## [Aim of the exercise]
Copy out all lines with the word "Grain" in them.

________________________

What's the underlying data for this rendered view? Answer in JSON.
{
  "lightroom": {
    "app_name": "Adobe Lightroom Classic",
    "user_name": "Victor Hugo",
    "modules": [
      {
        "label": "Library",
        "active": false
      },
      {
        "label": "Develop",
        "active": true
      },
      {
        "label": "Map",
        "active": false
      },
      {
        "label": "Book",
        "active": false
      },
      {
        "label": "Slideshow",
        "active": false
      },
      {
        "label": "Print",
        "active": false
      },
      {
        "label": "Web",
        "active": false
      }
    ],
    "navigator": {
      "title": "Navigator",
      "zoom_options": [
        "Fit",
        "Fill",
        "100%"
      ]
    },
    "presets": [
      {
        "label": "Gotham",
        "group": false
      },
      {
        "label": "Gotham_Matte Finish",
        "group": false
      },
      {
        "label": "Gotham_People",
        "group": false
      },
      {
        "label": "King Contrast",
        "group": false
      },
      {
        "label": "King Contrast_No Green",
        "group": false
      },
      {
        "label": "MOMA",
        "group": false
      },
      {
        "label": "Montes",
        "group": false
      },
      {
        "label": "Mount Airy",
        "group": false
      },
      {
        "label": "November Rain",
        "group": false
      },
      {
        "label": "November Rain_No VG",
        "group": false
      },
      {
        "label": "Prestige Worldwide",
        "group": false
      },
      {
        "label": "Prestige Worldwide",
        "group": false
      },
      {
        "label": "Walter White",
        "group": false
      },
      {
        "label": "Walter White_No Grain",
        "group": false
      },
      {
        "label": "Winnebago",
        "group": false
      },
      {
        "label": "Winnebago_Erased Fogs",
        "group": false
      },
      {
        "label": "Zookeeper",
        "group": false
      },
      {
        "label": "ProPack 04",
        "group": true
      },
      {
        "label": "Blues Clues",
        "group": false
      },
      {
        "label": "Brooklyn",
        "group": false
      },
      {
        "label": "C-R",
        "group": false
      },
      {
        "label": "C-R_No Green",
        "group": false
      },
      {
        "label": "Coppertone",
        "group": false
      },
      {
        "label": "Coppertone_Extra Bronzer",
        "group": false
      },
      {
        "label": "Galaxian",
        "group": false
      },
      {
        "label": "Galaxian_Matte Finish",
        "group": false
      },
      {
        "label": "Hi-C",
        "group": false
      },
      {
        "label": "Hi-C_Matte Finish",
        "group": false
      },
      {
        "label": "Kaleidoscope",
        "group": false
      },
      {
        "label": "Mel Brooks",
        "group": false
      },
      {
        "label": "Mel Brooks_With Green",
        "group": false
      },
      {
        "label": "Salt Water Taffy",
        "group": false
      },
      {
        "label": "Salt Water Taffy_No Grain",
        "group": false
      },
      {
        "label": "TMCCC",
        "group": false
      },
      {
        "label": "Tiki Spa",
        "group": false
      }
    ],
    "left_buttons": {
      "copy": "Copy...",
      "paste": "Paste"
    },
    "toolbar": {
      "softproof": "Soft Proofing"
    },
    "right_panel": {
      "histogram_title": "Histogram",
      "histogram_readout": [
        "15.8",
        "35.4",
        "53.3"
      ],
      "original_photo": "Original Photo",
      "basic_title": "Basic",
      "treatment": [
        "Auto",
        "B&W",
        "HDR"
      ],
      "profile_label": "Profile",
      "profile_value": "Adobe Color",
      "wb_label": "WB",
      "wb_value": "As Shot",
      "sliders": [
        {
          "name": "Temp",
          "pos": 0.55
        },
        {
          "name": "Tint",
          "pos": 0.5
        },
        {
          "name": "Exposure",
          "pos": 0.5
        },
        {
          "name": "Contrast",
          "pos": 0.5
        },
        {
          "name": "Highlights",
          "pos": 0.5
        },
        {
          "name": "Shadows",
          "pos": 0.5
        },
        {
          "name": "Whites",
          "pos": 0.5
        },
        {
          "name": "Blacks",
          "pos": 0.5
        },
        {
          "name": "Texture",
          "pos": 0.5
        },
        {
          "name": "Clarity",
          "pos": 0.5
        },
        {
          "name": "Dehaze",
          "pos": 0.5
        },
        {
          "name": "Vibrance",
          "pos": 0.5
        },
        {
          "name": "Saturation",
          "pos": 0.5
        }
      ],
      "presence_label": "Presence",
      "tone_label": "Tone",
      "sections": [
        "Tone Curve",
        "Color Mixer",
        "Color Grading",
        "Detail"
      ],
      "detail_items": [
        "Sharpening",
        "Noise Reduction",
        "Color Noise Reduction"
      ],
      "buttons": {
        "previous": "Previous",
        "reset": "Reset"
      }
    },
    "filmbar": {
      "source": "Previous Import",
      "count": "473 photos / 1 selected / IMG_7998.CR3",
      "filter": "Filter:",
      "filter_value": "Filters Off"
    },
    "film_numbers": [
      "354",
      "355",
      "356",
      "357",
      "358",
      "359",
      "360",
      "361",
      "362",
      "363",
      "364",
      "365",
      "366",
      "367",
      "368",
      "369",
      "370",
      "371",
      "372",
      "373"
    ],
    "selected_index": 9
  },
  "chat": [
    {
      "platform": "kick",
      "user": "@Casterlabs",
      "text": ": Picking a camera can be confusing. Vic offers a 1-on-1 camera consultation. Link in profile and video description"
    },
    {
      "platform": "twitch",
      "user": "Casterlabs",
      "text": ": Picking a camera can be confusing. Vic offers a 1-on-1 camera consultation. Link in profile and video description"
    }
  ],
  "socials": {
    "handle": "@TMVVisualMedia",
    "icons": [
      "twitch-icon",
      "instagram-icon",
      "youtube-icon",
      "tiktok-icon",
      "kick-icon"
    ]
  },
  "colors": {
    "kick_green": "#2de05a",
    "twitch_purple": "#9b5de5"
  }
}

________________________

## [Answer to this task]
        "label": "Walter White_No Grain",
        "label": "Salt Water Taffy_No Grain",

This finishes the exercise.